Could you echo back, unchanged, the lines from the one containing "- bluetooth-toggle[interactable]: [500, 183, 560, 219]" through the one containing "- carrier-name: 中国联通: [40, 27, 108, 47]", both included?
----
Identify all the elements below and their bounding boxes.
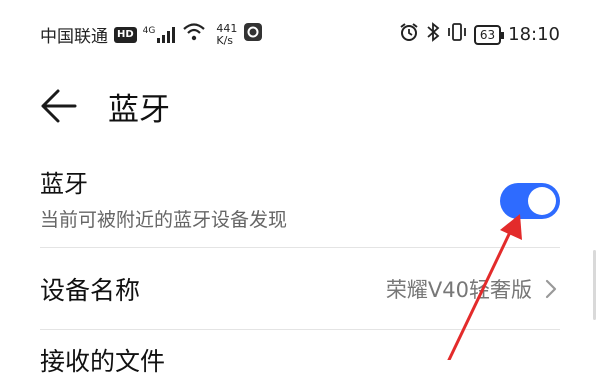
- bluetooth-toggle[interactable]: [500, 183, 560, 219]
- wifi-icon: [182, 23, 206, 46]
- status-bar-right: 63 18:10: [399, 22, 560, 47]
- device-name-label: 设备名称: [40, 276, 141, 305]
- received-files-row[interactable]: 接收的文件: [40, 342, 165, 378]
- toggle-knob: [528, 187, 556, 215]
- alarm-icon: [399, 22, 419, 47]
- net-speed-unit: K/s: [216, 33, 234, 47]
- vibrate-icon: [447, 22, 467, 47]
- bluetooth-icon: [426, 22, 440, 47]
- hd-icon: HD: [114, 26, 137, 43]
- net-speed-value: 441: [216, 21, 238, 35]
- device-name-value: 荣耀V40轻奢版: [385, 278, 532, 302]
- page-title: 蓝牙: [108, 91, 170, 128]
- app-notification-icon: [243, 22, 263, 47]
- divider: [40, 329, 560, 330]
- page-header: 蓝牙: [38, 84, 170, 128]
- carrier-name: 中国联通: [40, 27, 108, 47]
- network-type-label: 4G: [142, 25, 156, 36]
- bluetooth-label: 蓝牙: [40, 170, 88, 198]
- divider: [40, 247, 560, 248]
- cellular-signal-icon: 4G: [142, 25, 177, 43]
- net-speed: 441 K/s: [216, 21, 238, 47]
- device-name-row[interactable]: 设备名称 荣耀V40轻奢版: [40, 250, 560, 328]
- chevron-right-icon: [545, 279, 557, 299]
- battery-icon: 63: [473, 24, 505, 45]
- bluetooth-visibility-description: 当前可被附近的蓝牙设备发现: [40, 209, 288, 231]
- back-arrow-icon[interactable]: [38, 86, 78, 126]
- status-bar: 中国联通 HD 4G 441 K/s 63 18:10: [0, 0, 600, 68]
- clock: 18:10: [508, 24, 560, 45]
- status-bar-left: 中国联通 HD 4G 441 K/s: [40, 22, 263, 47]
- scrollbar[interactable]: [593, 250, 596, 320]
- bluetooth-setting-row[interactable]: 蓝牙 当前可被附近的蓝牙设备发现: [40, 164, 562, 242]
----
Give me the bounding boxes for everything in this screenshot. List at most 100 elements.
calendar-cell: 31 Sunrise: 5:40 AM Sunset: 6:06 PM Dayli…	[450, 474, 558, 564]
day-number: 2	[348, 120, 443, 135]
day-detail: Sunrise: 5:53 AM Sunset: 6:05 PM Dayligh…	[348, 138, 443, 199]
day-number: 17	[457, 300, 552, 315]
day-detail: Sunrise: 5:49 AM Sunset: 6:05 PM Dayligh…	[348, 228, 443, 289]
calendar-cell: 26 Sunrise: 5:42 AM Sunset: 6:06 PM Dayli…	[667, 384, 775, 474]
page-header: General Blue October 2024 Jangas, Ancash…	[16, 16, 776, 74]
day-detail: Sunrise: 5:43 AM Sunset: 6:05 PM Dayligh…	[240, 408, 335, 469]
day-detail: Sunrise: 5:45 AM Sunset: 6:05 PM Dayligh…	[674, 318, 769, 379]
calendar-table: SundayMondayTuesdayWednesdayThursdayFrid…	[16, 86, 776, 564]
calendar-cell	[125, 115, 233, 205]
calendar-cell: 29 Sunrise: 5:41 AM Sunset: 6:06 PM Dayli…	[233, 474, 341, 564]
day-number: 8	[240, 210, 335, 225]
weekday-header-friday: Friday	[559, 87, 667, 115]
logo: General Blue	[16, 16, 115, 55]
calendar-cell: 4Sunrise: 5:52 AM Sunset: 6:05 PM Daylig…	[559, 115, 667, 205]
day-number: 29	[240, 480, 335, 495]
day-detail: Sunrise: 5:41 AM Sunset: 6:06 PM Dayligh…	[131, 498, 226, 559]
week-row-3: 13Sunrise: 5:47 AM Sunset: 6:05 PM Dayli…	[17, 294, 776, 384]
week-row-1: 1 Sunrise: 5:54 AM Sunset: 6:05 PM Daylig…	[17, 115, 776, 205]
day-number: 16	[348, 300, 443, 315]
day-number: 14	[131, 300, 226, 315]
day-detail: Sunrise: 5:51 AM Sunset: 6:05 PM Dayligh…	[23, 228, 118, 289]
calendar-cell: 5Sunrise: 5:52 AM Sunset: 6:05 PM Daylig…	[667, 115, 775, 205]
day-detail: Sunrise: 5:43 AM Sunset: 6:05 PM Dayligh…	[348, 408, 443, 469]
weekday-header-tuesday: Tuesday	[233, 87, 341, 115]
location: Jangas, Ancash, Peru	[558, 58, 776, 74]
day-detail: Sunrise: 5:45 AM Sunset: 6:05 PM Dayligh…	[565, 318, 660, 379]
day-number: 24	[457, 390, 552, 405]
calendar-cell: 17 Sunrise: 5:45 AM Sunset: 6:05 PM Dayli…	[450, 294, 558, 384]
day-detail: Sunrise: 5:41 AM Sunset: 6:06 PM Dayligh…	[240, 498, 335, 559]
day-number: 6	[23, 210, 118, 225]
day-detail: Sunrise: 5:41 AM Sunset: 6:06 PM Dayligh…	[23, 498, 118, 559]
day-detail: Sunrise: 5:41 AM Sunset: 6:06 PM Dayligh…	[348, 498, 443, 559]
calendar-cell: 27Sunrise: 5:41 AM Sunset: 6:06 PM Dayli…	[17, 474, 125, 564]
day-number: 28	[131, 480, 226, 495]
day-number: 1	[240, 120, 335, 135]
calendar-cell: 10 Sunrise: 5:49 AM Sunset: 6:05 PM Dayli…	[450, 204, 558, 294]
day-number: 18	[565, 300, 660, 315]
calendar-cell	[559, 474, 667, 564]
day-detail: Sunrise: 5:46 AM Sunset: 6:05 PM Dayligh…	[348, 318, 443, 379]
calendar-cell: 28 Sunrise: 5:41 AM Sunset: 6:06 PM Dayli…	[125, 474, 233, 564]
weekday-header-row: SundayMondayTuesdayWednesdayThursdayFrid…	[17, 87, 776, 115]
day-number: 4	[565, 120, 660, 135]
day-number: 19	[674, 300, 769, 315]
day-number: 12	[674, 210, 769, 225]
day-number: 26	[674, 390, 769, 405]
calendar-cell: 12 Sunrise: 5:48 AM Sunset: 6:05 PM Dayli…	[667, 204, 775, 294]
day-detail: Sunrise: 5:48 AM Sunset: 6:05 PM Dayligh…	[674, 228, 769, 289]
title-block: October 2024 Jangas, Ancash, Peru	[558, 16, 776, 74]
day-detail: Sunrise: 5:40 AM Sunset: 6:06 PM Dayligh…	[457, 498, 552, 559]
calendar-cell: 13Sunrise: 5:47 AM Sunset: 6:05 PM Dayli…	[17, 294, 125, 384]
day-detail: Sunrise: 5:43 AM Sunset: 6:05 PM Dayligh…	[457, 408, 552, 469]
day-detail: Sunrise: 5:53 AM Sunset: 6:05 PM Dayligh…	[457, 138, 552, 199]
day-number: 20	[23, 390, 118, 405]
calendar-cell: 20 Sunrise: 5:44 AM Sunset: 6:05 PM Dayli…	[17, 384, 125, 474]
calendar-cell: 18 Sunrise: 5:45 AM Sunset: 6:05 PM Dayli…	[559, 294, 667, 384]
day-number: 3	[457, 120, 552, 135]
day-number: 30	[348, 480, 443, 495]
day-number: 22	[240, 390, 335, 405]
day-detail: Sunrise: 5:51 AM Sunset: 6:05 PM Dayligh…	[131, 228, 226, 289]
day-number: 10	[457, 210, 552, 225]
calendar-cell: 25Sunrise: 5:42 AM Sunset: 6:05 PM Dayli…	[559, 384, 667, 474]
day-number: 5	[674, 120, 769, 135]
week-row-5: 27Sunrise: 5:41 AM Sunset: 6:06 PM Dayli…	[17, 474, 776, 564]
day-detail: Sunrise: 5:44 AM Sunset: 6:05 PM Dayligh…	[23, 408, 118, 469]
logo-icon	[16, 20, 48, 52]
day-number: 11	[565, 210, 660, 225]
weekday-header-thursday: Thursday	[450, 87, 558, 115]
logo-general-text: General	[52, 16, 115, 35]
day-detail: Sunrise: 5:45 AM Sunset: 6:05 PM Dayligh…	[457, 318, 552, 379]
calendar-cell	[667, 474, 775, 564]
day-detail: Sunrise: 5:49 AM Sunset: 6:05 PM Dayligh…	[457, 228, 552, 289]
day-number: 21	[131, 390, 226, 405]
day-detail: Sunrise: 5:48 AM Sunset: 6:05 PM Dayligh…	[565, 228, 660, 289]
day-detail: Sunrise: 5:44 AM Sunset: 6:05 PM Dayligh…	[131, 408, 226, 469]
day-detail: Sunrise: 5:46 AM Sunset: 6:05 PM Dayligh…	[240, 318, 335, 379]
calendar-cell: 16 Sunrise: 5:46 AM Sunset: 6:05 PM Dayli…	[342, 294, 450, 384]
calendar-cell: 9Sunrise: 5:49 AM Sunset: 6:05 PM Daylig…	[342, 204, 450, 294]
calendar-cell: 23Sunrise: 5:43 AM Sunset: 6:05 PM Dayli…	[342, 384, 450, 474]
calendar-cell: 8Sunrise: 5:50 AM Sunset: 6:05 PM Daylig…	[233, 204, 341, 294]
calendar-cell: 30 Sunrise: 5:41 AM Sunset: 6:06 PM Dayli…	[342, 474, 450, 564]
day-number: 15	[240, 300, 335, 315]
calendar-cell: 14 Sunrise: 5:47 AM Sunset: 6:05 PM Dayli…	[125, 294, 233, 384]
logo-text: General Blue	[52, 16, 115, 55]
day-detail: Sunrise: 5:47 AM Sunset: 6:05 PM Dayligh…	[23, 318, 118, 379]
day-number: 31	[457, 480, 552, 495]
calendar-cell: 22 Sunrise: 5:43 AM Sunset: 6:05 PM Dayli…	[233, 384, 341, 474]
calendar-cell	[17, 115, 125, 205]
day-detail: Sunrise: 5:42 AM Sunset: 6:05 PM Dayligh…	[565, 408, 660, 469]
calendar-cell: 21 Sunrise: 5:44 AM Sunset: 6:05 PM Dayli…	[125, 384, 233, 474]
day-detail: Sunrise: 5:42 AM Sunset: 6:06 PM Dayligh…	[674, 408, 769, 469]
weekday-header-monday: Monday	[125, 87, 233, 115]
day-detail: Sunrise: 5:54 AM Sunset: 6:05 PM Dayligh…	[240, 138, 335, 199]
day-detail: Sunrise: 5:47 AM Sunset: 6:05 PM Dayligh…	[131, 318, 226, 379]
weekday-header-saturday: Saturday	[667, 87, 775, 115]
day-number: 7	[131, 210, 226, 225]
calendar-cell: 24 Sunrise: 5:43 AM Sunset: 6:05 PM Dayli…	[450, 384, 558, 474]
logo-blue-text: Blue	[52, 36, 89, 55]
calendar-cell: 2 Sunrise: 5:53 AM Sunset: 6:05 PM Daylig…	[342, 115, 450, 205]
----
## Result for this exercise
- bluetooth-toggle[interactable]: [500, 183, 560, 219]
- wifi-icon: [182, 23, 206, 46]
- status-bar-right: 63 18:10: [399, 22, 560, 47]
- device-name-label: 设备名称: [40, 276, 141, 305]
- received-files-row[interactable]: 接收的文件: [40, 342, 165, 378]
- toggle-knob: [528, 187, 556, 215]
- alarm-icon: [399, 22, 419, 47]
- net-speed-unit: K/s: [216, 33, 234, 47]
- vibrate-icon: [447, 22, 467, 47]
- bluetooth-icon: [426, 22, 440, 47]
- hd-icon: HD: [114, 26, 137, 43]
- net-speed-value: 441: [216, 21, 238, 35]
- device-name-value: 荣耀V40轻奢版: [385, 278, 532, 302]
- page-title: 蓝牙: [108, 91, 170, 128]
- app-notification-icon: [243, 22, 263, 47]
- divider: [40, 329, 560, 330]
- page-header: 蓝牙: [38, 84, 170, 128]
- carrier-name: 中国联通: [40, 27, 108, 47]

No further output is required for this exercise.